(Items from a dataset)
----------------------------------------
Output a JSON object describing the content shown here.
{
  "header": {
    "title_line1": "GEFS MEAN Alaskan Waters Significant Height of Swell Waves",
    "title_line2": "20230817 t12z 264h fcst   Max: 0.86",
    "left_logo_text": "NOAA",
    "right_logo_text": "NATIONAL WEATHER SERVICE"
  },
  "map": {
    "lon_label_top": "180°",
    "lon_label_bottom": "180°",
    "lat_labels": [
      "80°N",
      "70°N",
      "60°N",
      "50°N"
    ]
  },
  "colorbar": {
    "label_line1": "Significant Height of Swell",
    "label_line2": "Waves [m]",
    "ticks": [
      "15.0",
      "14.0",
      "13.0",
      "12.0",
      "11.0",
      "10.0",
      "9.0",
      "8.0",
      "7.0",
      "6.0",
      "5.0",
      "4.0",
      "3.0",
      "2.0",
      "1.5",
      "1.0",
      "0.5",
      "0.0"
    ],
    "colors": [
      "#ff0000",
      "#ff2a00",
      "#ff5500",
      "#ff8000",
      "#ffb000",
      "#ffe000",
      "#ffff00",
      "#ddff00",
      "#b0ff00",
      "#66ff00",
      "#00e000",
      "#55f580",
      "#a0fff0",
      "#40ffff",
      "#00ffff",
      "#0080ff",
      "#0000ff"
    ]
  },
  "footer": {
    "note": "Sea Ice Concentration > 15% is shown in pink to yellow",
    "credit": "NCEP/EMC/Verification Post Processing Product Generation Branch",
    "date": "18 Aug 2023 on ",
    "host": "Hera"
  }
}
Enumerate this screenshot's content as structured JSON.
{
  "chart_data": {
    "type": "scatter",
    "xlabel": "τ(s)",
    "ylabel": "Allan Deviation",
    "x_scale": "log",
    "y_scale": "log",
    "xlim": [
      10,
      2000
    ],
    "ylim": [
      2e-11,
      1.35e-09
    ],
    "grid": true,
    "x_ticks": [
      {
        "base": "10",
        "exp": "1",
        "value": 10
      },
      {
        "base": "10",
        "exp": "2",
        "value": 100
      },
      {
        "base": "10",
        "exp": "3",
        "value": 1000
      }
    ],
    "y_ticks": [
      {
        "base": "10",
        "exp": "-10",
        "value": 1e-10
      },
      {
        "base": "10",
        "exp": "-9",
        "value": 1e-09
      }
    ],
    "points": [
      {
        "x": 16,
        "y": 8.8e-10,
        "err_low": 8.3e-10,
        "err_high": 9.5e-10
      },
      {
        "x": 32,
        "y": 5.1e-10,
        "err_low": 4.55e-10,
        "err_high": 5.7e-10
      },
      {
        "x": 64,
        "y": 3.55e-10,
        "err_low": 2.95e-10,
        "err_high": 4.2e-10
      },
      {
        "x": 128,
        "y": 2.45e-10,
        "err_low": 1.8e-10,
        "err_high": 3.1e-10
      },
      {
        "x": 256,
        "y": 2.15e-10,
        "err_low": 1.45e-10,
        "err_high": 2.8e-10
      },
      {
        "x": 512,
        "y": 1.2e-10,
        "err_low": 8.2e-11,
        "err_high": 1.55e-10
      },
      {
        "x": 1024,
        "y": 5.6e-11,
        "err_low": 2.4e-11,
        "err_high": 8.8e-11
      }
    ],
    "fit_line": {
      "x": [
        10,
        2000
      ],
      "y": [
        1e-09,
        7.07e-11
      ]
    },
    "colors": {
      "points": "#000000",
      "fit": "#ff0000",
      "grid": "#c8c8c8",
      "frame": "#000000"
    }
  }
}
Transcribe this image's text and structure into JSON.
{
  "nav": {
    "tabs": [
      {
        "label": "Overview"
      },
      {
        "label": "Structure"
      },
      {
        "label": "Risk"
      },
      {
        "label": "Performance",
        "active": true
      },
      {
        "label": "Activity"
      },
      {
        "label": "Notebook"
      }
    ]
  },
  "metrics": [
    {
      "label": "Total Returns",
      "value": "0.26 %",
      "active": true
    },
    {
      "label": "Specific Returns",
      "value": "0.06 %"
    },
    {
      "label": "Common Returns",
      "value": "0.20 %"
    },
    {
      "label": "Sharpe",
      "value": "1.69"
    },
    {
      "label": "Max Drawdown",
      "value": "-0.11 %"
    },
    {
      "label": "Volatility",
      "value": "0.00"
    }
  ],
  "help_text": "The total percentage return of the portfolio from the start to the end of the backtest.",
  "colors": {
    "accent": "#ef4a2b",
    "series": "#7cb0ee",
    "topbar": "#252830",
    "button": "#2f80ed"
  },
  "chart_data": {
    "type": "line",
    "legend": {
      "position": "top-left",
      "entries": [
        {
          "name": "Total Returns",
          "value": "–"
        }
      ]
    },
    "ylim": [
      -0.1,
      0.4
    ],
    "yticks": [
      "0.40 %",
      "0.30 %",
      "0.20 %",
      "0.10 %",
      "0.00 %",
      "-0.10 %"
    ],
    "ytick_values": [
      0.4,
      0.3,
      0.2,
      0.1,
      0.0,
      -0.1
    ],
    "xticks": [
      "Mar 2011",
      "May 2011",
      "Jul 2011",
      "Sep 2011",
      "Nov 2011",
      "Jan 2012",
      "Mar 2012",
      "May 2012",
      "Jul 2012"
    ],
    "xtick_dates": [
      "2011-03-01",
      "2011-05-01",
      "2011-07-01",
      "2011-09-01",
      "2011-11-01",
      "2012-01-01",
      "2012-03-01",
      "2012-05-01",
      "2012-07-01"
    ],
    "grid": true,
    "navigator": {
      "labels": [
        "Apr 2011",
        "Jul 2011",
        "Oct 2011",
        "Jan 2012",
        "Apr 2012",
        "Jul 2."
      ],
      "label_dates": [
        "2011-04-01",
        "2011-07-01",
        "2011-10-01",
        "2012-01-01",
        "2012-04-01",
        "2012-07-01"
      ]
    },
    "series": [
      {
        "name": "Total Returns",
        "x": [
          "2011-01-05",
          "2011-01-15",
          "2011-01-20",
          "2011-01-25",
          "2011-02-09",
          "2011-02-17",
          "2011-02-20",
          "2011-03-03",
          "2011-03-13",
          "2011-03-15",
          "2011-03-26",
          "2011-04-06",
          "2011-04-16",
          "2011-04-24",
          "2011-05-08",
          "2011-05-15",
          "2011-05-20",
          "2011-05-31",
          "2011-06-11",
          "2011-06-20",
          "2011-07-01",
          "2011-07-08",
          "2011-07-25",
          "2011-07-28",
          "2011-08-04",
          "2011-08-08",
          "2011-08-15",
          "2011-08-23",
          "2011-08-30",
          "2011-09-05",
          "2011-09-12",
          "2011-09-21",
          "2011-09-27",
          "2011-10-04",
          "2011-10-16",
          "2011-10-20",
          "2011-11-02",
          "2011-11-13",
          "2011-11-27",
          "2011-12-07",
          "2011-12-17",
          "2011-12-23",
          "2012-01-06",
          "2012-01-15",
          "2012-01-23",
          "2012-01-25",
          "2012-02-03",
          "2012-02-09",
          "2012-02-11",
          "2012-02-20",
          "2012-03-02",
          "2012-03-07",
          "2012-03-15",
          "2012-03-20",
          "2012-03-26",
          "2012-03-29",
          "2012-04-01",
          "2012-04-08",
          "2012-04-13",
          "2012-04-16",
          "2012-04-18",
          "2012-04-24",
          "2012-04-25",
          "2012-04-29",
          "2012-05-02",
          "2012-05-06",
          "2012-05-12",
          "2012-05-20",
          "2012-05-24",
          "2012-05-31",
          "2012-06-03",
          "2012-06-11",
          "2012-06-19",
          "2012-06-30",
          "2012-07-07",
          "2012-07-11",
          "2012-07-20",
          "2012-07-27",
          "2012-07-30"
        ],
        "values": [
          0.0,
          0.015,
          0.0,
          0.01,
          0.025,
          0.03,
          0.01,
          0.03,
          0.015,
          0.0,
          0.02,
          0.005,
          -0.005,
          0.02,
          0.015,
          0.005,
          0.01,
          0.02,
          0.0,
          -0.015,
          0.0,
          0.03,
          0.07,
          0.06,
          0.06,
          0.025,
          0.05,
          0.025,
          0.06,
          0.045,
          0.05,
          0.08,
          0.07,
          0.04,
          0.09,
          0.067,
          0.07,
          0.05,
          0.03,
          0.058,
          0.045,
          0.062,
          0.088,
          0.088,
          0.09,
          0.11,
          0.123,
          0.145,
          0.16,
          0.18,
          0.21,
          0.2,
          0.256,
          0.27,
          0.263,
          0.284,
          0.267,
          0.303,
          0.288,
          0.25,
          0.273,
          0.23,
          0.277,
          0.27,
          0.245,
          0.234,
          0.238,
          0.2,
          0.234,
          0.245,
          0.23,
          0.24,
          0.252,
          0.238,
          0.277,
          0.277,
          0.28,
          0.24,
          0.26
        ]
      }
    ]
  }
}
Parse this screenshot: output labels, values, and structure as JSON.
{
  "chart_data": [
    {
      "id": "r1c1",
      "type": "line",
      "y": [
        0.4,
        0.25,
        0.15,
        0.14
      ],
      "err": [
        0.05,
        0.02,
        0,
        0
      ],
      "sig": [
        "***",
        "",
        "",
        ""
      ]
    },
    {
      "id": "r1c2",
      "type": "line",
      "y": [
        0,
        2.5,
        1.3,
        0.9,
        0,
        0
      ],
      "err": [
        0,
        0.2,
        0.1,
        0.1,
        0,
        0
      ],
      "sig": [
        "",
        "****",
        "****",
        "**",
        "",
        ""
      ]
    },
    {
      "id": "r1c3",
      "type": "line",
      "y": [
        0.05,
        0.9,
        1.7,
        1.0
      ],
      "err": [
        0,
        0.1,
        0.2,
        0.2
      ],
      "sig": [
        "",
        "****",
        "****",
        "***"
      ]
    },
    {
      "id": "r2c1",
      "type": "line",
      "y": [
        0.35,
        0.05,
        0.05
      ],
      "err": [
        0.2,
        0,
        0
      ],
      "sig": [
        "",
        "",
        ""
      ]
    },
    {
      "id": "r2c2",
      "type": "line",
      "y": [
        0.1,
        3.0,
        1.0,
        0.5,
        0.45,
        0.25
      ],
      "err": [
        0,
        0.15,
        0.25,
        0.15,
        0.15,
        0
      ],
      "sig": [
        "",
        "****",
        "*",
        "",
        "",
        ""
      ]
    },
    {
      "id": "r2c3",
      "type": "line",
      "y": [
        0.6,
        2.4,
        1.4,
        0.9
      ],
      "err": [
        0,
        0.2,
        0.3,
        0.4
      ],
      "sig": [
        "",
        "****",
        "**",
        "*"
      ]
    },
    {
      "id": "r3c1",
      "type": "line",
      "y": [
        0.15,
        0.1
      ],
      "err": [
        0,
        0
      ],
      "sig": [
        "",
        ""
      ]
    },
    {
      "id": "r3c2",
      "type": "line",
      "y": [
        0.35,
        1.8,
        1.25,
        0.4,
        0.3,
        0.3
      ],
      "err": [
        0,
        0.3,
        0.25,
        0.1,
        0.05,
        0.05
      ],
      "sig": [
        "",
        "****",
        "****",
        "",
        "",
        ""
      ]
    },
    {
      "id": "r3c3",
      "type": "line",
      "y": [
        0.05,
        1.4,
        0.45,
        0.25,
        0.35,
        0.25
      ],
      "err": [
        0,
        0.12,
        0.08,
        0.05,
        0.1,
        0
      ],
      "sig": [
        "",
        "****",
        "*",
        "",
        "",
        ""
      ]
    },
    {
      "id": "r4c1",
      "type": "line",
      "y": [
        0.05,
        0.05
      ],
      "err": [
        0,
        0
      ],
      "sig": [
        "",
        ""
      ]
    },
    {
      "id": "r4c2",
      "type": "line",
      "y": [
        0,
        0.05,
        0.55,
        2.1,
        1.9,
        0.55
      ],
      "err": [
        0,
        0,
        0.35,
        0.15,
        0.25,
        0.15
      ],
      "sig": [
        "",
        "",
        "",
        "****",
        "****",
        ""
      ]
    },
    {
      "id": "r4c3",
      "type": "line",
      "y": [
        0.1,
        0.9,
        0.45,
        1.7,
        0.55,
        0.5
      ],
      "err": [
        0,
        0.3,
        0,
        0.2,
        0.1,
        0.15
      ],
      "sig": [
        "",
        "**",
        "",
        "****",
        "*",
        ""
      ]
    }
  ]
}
----------------------------------------
Do this: From the entries above, copy each line holding "content".

Output:
Output a JSON object describing the content shown here.
Enumerate this screenshot's content as structured JSON.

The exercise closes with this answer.